Stored rows:

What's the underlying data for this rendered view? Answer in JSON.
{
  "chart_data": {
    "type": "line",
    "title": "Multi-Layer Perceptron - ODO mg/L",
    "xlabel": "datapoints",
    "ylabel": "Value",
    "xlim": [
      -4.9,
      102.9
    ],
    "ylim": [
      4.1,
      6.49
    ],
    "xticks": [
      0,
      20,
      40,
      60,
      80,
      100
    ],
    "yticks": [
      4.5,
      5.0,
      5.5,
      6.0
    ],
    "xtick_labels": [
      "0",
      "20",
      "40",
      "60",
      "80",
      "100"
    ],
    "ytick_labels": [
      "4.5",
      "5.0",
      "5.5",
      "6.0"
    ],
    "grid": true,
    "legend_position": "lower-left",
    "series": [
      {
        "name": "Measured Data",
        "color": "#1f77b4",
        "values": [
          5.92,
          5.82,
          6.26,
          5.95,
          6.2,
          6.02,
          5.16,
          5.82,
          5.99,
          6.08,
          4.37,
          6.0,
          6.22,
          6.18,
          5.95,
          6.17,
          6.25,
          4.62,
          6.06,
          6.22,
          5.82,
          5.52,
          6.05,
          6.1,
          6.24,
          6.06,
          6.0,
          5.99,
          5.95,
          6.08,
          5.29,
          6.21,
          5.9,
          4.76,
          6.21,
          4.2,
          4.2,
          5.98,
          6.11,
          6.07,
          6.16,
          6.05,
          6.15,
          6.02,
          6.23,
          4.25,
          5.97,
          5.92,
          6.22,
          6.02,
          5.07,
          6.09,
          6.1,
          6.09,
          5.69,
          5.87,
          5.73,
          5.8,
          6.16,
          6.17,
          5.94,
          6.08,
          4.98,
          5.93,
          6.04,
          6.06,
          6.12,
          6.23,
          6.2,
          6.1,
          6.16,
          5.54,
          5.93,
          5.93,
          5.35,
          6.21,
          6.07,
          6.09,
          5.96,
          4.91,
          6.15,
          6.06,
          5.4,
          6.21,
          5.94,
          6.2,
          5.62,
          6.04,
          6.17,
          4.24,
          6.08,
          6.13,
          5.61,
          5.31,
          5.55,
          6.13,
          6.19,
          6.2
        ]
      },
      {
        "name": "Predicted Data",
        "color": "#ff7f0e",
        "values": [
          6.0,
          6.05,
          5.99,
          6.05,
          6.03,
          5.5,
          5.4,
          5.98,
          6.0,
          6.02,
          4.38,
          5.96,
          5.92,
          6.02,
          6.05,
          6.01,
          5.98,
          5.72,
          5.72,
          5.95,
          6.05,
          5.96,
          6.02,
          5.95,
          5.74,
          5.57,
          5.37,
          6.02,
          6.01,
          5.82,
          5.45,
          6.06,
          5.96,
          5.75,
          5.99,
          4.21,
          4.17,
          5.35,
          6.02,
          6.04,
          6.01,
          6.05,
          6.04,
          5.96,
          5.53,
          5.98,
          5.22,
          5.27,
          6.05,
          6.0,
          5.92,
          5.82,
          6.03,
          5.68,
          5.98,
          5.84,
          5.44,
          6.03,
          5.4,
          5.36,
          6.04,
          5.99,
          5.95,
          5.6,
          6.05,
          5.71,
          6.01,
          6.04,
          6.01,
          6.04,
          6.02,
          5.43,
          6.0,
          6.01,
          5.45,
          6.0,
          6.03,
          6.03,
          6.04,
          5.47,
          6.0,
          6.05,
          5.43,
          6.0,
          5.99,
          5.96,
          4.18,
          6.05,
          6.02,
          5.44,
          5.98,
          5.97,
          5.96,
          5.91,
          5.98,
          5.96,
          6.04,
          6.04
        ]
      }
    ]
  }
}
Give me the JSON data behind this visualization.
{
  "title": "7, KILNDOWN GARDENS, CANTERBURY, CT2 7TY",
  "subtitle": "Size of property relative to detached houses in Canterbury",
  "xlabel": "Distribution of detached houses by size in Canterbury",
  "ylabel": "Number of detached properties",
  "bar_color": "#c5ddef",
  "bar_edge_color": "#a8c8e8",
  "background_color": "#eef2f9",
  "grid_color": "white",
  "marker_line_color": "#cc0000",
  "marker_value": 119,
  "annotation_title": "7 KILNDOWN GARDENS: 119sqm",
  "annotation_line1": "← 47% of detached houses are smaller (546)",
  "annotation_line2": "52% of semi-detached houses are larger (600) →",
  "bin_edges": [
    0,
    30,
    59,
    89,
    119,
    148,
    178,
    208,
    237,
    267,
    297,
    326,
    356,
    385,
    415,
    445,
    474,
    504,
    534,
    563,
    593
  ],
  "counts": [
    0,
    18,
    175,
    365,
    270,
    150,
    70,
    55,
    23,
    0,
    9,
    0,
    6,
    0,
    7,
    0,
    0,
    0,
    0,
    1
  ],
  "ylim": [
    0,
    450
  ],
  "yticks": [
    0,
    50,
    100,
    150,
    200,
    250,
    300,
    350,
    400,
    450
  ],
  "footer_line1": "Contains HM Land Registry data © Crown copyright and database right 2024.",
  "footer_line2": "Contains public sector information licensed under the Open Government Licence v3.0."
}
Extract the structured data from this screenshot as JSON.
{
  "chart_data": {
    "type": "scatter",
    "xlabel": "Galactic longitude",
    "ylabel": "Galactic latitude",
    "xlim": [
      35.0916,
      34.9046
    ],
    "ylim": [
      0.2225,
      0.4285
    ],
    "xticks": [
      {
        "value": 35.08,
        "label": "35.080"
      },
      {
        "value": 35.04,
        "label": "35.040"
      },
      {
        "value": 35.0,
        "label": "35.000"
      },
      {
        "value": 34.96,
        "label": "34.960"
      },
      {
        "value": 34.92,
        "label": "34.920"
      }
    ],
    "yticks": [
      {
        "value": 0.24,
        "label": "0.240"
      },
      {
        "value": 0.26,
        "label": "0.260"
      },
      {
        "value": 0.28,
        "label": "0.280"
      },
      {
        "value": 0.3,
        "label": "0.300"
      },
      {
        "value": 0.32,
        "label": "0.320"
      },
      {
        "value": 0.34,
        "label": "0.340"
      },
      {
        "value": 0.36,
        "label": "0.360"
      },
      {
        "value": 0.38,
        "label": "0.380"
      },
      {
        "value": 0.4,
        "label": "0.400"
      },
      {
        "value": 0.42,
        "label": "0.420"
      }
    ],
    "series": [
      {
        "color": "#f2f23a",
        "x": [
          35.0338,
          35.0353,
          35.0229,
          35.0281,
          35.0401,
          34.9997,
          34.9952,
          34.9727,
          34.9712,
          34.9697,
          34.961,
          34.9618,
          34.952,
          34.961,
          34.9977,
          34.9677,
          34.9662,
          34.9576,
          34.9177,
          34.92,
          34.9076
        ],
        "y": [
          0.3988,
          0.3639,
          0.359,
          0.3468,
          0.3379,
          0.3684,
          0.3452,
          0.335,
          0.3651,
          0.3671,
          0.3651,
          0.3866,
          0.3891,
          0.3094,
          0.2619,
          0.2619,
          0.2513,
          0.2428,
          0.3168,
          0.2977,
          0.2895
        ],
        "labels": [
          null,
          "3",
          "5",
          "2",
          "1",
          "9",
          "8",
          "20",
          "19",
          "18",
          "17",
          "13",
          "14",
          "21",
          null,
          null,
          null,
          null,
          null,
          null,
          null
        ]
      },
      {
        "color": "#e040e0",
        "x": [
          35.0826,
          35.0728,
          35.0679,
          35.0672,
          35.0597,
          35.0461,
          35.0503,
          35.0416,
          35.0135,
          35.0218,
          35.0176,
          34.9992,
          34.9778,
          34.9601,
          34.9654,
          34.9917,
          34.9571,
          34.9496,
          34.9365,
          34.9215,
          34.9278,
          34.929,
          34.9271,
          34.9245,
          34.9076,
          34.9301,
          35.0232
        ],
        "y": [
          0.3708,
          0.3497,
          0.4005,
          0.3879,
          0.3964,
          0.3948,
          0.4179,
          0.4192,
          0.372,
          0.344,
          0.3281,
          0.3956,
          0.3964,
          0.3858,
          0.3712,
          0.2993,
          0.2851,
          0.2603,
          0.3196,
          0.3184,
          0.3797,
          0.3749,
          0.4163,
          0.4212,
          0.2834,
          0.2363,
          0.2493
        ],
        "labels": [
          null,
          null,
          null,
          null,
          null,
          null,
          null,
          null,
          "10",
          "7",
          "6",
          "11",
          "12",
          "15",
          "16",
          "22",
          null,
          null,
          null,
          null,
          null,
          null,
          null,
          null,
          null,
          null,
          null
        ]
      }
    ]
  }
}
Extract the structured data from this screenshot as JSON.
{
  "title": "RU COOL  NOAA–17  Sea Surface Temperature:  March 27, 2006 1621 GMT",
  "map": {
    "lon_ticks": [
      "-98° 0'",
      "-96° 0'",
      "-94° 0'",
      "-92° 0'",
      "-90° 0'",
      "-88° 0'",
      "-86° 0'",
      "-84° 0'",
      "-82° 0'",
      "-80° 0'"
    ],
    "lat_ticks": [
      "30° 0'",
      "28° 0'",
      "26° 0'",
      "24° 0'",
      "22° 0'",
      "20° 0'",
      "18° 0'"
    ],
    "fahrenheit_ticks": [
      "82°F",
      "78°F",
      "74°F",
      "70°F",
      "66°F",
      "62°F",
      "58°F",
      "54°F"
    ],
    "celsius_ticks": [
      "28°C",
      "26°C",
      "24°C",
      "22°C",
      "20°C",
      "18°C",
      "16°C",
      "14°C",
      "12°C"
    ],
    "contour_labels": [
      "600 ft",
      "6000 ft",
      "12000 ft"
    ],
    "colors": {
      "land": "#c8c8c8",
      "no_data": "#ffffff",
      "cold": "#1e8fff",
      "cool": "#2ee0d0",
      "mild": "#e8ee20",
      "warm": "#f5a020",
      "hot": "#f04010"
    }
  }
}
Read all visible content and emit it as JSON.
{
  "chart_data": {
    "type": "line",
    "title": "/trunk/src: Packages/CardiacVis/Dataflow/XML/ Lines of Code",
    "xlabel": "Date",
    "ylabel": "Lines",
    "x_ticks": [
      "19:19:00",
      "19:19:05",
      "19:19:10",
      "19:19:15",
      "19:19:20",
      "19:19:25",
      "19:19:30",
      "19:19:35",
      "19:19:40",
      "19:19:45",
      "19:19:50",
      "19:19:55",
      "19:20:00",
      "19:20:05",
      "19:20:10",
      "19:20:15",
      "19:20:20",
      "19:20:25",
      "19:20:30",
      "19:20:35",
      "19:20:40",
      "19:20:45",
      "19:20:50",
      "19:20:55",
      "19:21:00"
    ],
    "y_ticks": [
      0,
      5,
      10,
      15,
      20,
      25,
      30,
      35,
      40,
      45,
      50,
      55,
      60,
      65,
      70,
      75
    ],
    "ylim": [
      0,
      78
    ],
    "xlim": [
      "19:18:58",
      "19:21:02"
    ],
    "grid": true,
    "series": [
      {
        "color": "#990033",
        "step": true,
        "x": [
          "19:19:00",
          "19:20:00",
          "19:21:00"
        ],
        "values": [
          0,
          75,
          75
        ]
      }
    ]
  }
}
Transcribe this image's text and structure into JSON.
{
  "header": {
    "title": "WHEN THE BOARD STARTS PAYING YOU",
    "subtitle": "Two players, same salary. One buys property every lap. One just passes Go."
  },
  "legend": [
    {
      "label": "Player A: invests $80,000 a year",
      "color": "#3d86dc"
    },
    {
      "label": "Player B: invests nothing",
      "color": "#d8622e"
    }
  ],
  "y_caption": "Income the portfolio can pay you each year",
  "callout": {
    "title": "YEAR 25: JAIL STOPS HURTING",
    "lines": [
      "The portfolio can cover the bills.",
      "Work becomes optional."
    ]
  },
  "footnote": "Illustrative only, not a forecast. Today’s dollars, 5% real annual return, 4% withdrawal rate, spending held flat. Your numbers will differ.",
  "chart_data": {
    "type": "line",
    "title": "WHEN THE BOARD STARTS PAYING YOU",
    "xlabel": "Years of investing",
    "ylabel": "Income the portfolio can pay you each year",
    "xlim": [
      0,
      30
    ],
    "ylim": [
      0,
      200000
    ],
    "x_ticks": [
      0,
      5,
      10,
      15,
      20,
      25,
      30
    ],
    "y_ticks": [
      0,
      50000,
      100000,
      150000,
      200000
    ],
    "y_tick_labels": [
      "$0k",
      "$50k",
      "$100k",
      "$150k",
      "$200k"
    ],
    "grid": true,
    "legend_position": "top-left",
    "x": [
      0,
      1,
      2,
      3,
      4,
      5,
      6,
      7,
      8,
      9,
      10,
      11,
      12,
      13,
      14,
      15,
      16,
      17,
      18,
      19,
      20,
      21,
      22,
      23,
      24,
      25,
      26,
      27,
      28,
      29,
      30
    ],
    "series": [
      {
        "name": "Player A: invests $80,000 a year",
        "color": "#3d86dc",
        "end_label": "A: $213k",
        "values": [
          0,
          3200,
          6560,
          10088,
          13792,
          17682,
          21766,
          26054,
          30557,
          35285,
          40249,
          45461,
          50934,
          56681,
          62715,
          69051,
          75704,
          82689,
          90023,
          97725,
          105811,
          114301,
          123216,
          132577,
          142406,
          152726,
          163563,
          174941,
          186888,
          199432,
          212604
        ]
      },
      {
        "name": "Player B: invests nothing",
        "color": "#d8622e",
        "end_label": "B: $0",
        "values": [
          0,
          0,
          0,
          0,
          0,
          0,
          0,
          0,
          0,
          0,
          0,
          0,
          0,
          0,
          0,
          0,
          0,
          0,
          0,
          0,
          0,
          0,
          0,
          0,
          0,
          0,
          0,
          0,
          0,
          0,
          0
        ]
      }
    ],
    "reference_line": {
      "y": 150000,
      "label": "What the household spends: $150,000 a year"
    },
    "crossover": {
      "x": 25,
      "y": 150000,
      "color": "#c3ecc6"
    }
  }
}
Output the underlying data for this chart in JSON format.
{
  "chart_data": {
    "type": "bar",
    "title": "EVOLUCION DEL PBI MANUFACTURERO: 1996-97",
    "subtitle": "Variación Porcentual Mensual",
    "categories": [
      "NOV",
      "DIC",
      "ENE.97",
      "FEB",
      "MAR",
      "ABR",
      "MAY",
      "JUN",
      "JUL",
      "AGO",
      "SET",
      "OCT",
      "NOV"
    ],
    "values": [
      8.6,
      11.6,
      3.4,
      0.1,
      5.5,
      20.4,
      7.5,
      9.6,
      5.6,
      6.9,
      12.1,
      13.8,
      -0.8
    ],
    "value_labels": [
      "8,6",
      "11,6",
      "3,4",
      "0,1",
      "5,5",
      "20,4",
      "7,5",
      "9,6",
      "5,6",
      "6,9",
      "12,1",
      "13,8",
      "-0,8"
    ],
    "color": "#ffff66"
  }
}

Job: From the material above, copy each line that includes the word "property".

Expected output:
  "subtitle": "Size of property relative to detached houses in Canterbury",
    "subtitle": "Two players, same salary. One buys property every lap. One just passes Go."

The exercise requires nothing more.